--- Start INFORMATION SHOWN ---

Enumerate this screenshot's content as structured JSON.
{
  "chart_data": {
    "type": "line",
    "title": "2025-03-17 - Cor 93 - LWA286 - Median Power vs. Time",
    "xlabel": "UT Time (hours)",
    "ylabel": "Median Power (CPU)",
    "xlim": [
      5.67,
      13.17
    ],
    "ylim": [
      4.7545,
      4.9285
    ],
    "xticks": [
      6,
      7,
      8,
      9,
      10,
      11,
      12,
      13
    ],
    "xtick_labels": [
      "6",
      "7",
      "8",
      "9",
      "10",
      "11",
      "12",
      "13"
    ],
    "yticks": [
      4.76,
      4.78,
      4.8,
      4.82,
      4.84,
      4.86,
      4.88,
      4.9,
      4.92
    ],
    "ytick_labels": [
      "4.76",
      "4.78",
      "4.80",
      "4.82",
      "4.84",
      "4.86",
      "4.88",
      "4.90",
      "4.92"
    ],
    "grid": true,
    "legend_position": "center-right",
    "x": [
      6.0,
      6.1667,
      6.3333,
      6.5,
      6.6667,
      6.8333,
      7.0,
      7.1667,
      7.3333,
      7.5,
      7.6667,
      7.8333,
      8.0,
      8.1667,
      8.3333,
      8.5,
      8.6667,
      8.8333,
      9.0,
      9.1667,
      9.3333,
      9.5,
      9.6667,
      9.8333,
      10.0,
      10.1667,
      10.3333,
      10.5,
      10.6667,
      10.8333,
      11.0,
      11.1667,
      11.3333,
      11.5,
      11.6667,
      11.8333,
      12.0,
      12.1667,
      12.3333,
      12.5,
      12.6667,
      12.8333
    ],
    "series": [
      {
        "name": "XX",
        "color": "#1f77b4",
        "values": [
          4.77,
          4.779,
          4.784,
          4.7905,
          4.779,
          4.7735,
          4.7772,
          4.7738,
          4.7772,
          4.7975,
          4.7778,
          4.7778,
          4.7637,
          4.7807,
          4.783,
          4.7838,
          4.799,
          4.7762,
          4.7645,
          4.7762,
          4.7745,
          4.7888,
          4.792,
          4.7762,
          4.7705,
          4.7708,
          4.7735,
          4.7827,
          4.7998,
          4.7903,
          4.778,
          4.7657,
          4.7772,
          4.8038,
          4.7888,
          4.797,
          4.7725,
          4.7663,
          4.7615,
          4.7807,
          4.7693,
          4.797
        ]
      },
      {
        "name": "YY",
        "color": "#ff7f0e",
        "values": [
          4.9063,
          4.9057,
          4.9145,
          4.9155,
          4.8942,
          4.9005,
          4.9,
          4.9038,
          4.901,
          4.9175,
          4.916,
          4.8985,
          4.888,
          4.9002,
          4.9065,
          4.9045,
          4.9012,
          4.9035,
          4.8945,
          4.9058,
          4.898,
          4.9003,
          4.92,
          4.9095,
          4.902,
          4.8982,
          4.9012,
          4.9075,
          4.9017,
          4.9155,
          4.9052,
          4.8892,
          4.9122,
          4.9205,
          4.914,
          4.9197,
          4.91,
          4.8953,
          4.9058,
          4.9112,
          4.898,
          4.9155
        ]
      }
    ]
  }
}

--- End INFORMATION SHOWN ---

Repeat the data above exactly.

Enumerate this screenshot's content as structured JSON.
{
  "chart_data": {
    "type": "line",
    "title": "2025-03-17 - Cor 93 - LWA286 - Median Power vs. Time",
    "xlabel": "UT Time (hours)",
    "ylabel": "Median Power (CPU)",
    "xlim": [
      5.67,
      13.17
    ],
    "ylim": [
      4.7545,
      4.9285
    ],
    "xticks": [
      6,
      7,
      8,
      9,
      10,
      11,
      12,
      13
    ],
    "xtick_labels": [
      "6",
      "7",
      "8",
      "9",
      "10",
      "11",
      "12",
      "13"
    ],
    "yticks": [
      4.76,
      4.78,
      4.8,
      4.82,
      4.84,
      4.86,
      4.88,
      4.9,
      4.92
    ],
    "ytick_labels": [
      "4.76",
      "4.78",
      "4.80",
      "4.82",
      "4.84",
      "4.86",
      "4.88",
      "4.90",
      "4.92"
    ],
    "grid": true,
    "legend_position": "center-right",
    "x": [
      6.0,
      6.1667,
      6.3333,
      6.5,
      6.6667,
      6.8333,
      7.0,
      7.1667,
      7.3333,
      7.5,
      7.6667,
      7.8333,
      8.0,
      8.1667,
      8.3333,
      8.5,
      8.6667,
      8.8333,
      9.0,
      9.1667,
      9.3333,
      9.5,
      9.6667,
      9.8333,
      10.0,
      10.1667,
      10.3333,
      10.5,
      10.6667,
      10.8333,
      11.0,
      11.1667,
      11.3333,
      11.5,
      11.6667,
      11.8333,
      12.0,
      12.1667,
      12.3333,
      12.5,
      12.6667,
      12.8333
    ],
    "series": [
      {
        "name": "XX",
        "color": "#1f77b4",
        "values": [
          4.77,
          4.779,
          4.784,
          4.7905,
          4.779,
          4.7735,
          4.7772,
          4.7738,
          4.7772,
          4.7975,
          4.7778,
          4.7778,
          4.7637,
          4.7807,
          4.783,
          4.7838,
          4.799,
          4.7762,
          4.7645,
          4.7762,
          4.7745,
          4.7888,
          4.792,
          4.7762,
          4.7705,
          4.7708,
          4.7735,
          4.7827,
          4.7998,
          4.7903,
          4.778,
          4.7657,
          4.7772,
          4.8038,
          4.7888,
          4.797,
          4.7725,
          4.7663,
          4.7615,
          4.7807,
          4.7693,
          4.797
        ]
      },
      {
        "name": "YY",
        "color": "#ff7f0e",
        "values": [
          4.9063,
          4.9057,
          4.9145,
          4.9155,
          4.8942,
          4.9005,
          4.9,
          4.9038,
          4.901,
          4.9175,
          4.916,
          4.8985,
          4.888,
          4.9002,
          4.9065,
          4.9045,
          4.9012,
          4.9035,
          4.8945,
          4.9058,
          4.898,
          4.9003,
          4.92,
          4.9095,
          4.902,
          4.8982,
          4.9012,
          4.9075,
          4.9017,
          4.9155,
          4.9052,
          4.8892,
          4.9122,
          4.9205,
          4.914,
          4.9197,
          4.91,
          4.8953,
          4.9058,
          4.9112,
          4.898,
          4.9155
        ]
      }
    ]
  }
}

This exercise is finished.